Each entry must appear again exactly as it does in the source.

-------- MATERIAL SHOWN

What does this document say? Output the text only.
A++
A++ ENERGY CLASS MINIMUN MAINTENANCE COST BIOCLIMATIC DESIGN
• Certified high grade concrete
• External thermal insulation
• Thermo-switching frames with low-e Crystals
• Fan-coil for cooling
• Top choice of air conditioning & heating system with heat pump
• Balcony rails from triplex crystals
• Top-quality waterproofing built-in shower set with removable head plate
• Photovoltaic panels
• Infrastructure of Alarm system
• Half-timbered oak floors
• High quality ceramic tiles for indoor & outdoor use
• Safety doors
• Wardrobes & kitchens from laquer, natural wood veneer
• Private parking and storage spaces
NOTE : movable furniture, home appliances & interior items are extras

----------------

● **RESPONSE TO THIS TASK**:
What does this document say? Output the text only.
A++
A++ ENERGY CLASS MINIMUN MAINTENANCE COST BIOCLIMATIC DESIGN
• Certified high grade concrete
• External thermal insulation
• Thermo-switching frames with low-e Crystals
• Fan-coil for cooling
• Top choice of air conditioning & heating system with heat pump
• Balcony rails from triplex crystals
• Top-quality waterproofing built-in shower set with removable head plate
• Photovoltaic panels
• Infrastructure of Alarm system
• Half-timbered oak floors
• High quality ceramic tiles for indoor & outdoor use
• Safety doors
• Wardrobes & kitchens from laquer, natural wood veneer
• Private parking and storage spaces
NOTE : movable furniture, home appliances & interior items are extras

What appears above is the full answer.